Provided information:
◆ ◆ ◆ ◆
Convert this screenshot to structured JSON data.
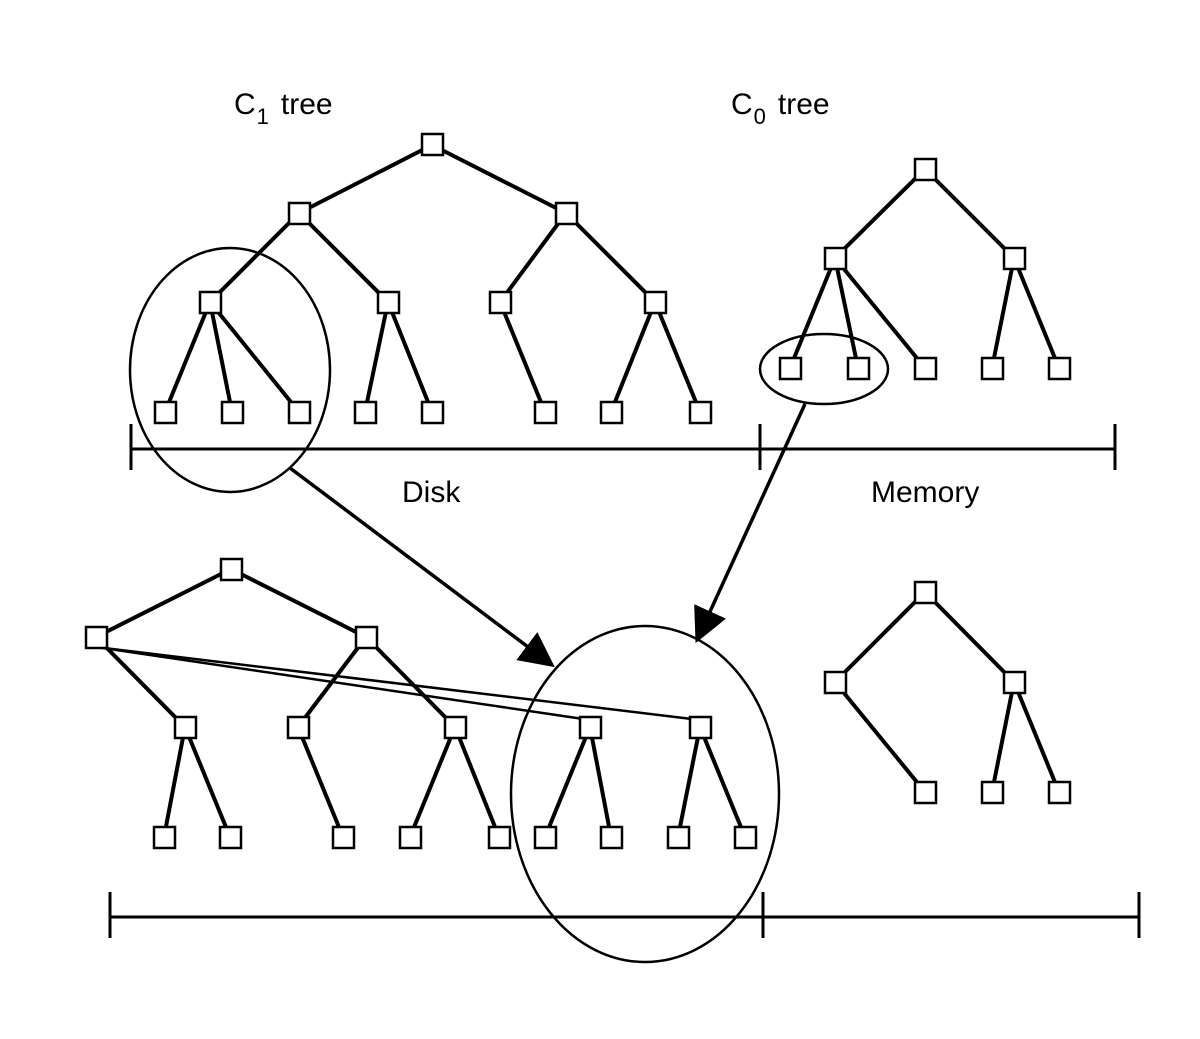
{
  "labels": {
    "c1_letter": "C",
    "c1_sub": "1",
    "c1_word": "tree",
    "c0_letter": "C",
    "c0_sub": "0",
    "c0_word": "tree",
    "disk": "Disk",
    "memory": "Memory"
  },
  "colors": {
    "ink": "#000000",
    "background": "#ffffff"
  }
}
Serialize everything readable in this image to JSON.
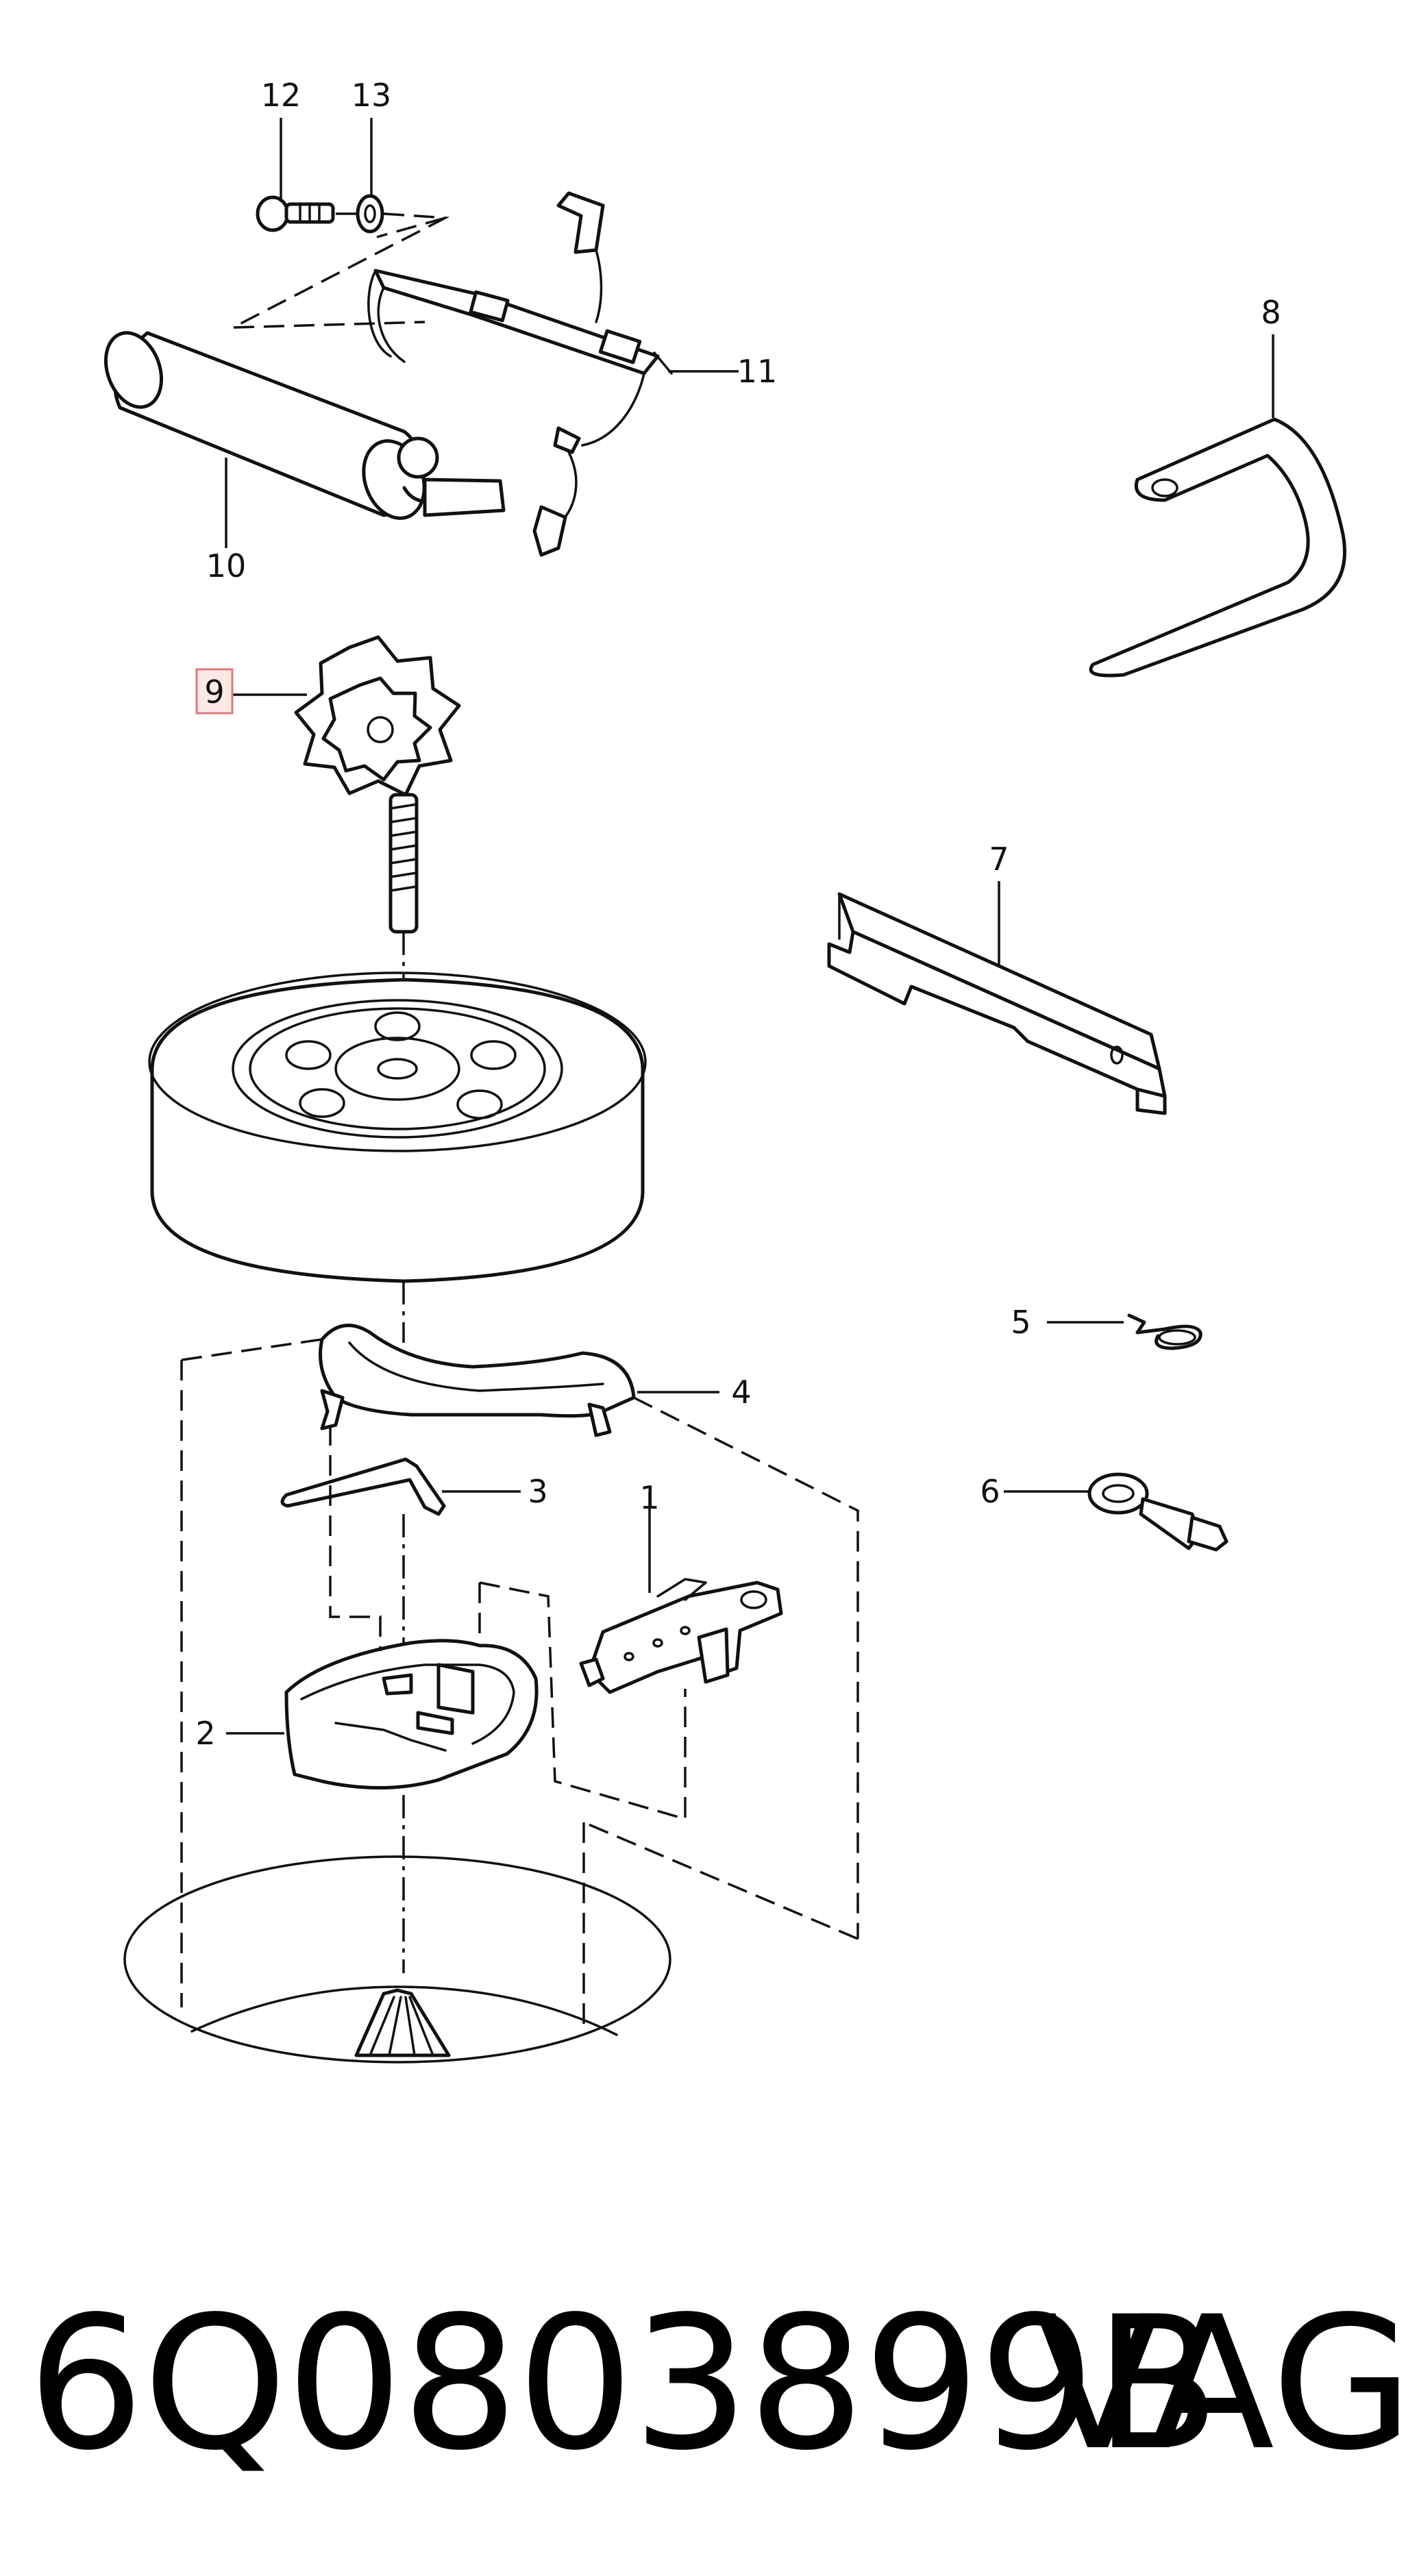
{
  "callouts": [
    {
      "id": "12",
      "label": "12"
    },
    {
      "id": "13",
      "label": "13"
    },
    {
      "id": "11",
      "label": "11"
    },
    {
      "id": "10",
      "label": "10"
    },
    {
      "id": "8",
      "label": "8"
    },
    {
      "id": "9",
      "label": "9",
      "highlighted": true
    },
    {
      "id": "7",
      "label": "7"
    },
    {
      "id": "5",
      "label": "5"
    },
    {
      "id": "4",
      "label": "4"
    },
    {
      "id": "6",
      "label": "6"
    },
    {
      "id": "3",
      "label": "3"
    },
    {
      "id": "1",
      "label": "1"
    },
    {
      "id": "2",
      "label": "2"
    }
  ],
  "footer": {
    "part_number": "6Q0803899B",
    "brand": "VAG"
  },
  "colors": {
    "line": "#111111",
    "highlight_fill": "#fde8e8",
    "highlight_stroke": "#e07a7a"
  }
}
◆ ◆ ◆ ◆
Directions: Would you set down the listing exactly, omitting pictures?

Final result:
Convert this screenshot to structured JSON data.
{
  "labels": {
    "c1_letter": "C",
    "c1_sub": "1",
    "c1_word": "tree",
    "c0_letter": "C",
    "c0_sub": "0",
    "c0_word": "tree",
    "disk": "Disk",
    "memory": "Memory"
  },
  "colors": {
    "ink": "#000000",
    "background": "#ffffff"
  }
}
Serialize everything readable in this image to JSON.
{
  "callouts": [
    {
      "id": "12",
      "label": "12"
    },
    {
      "id": "13",
      "label": "13"
    },
    {
      "id": "11",
      "label": "11"
    },
    {
      "id": "10",
      "label": "10"
    },
    {
      "id": "8",
      "label": "8"
    },
    {
      "id": "9",
      "label": "9",
      "highlighted": true
    },
    {
      "id": "7",
      "label": "7"
    },
    {
      "id": "5",
      "label": "5"
    },
    {
      "id": "4",
      "label": "4"
    },
    {
      "id": "6",
      "label": "6"
    },
    {
      "id": "3",
      "label": "3"
    },
    {
      "id": "1",
      "label": "1"
    },
    {
      "id": "2",
      "label": "2"
    }
  ],
  "footer": {
    "part_number": "6Q0803899B",
    "brand": "VAG"
  },
  "colors": {
    "line": "#111111",
    "highlight_fill": "#fde8e8",
    "highlight_stroke": "#e07a7a"
  }
}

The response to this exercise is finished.